__WRITTEN TASK__:
Omit the images. Copy each entry word for word.

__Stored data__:

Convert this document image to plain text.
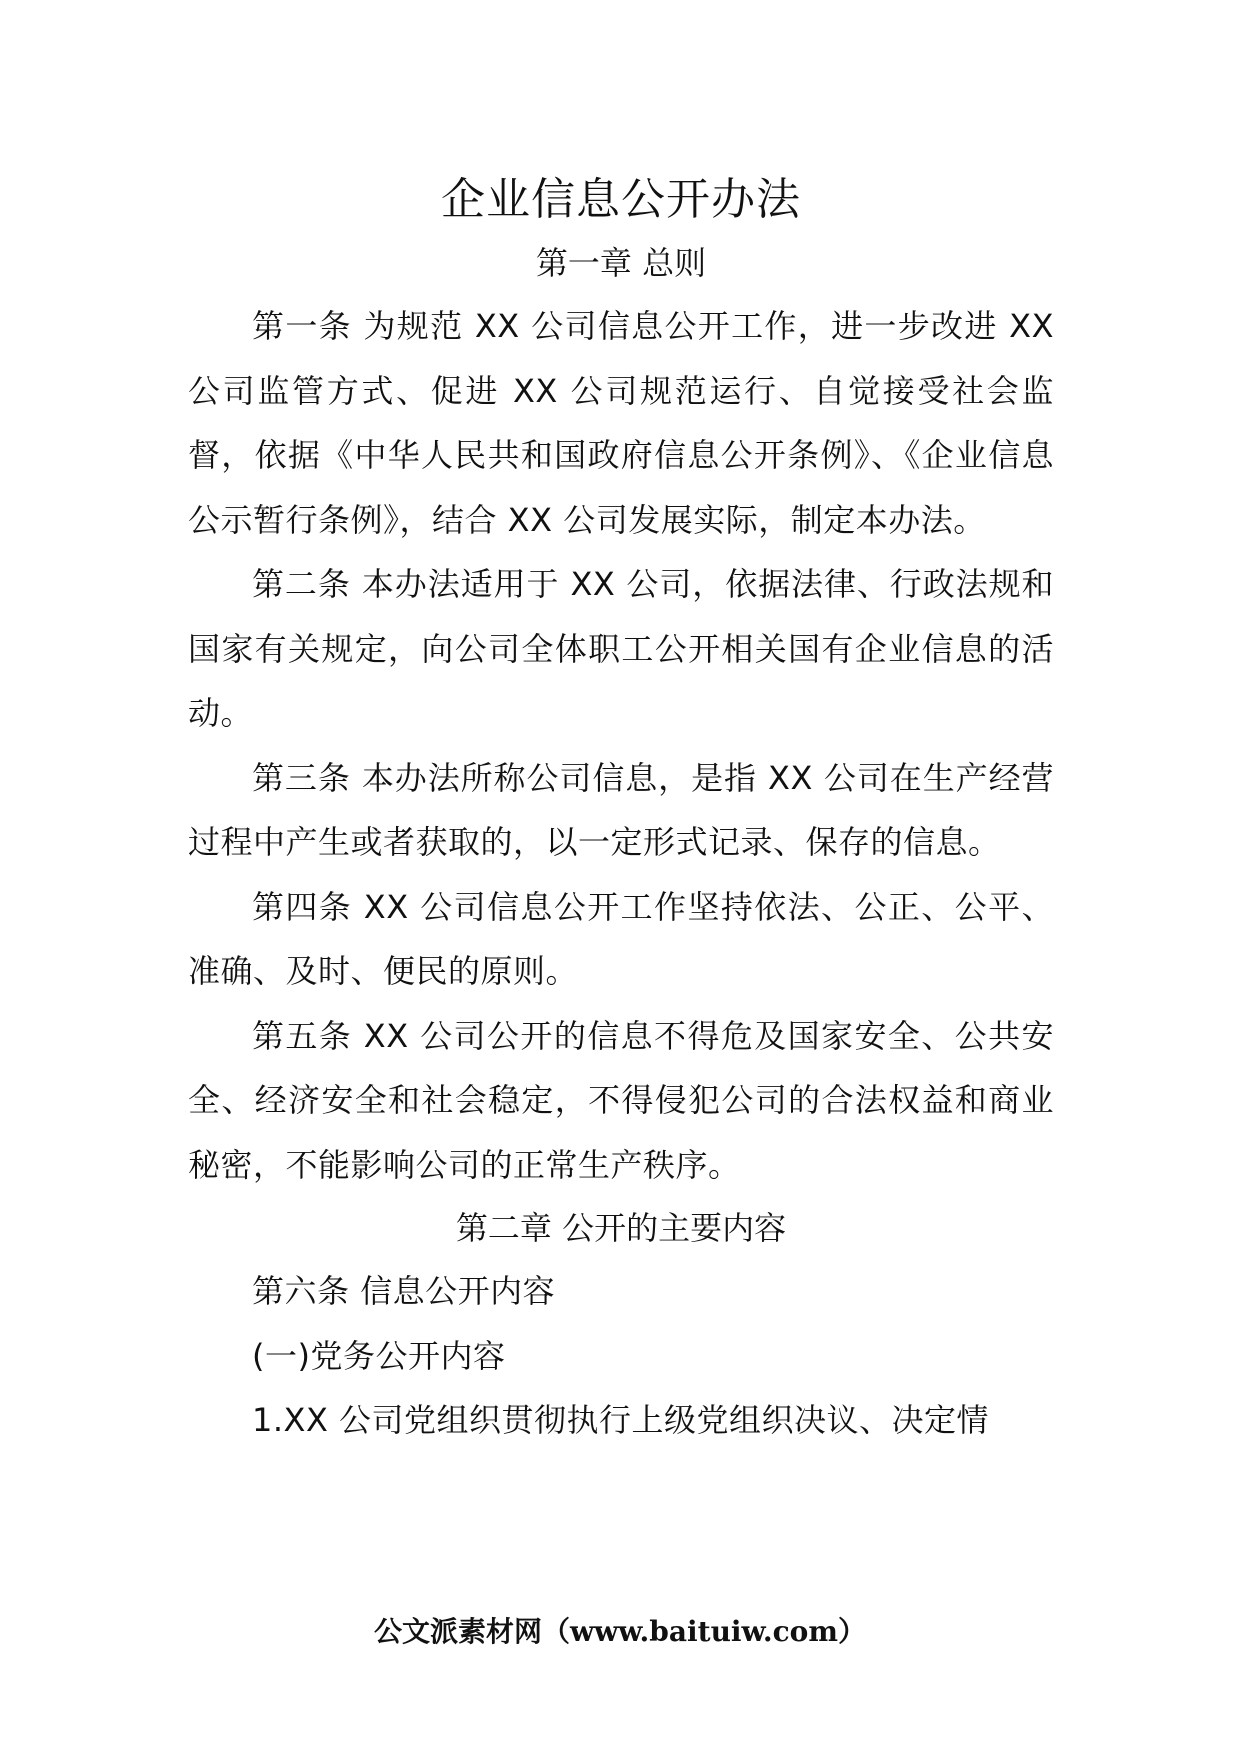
企业信息公开办法

第一章 总则

第一条 为规范 XX 公司信息公开工作，进一步改进 XX 公司监管方式、促进 XX 公司规范运行、自觉接受社会监督，依据《中华人民共和国政府信息公开条例》、《企业信息公示暂行条例》，结合 XX 公司发展实际，制定本办法。

第二条 本办法适用于 XX 公司，依据法律、行政法规和国家有关规定，向公司全体职工公开相关国有企业信息的活动。

第三条 本办法所称公司信息，是指 XX 公司在生产经营过程中产生或者获取的，以一定形式记录、保存的信息。

第四条 XX 公司信息公开工作坚持依法、公正、公平、准确、及时、便民的原则。

第五条 XX 公司公开的信息不得危及国家安全、公共安全、经济安全和社会稳定，不得侵犯公司的合法权益和商业秘密，不能影响公司的正常生产秩序。

第二章 公开的主要内容

第六条 信息公开内容

(一)党务公开内容

1.XX 公司党组织贯彻执行上级党组织决议、决定情

公文派素材网（www.baituiw.com）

__RESPONSE FOR THIS EXERCISE__:
Convert this document image to plain text.
企业信息公开办法

第一章 总则

第一条 为规范 XX 公司信息公开工作，进一步改进 XX 公司监管方式、促进 XX 公司规范运行、自觉接受社会监督，依据《中华人民共和国政府信息公开条例》、《企业信息公示暂行条例》，结合 XX 公司发展实际，制定本办法。

第二条 本办法适用于 XX 公司，依据法律、行政法规和国家有关规定，向公司全体职工公开相关国有企业信息的活动。

第三条 本办法所称公司信息，是指 XX 公司在生产经营过程中产生或者获取的，以一定形式记录、保存的信息。

第四条 XX 公司信息公开工作坚持依法、公正、公平、准确、及时、便民的原则。

第五条 XX 公司公开的信息不得危及国家安全、公共安全、经济安全和社会稳定，不得侵犯公司的合法权益和商业秘密，不能影响公司的正常生产秩序。

第二章 公开的主要内容

第六条 信息公开内容

(一)党务公开内容

1.XX 公司党组织贯彻执行上级党组织决议、决定情

公文派素材网（www.baituiw.com）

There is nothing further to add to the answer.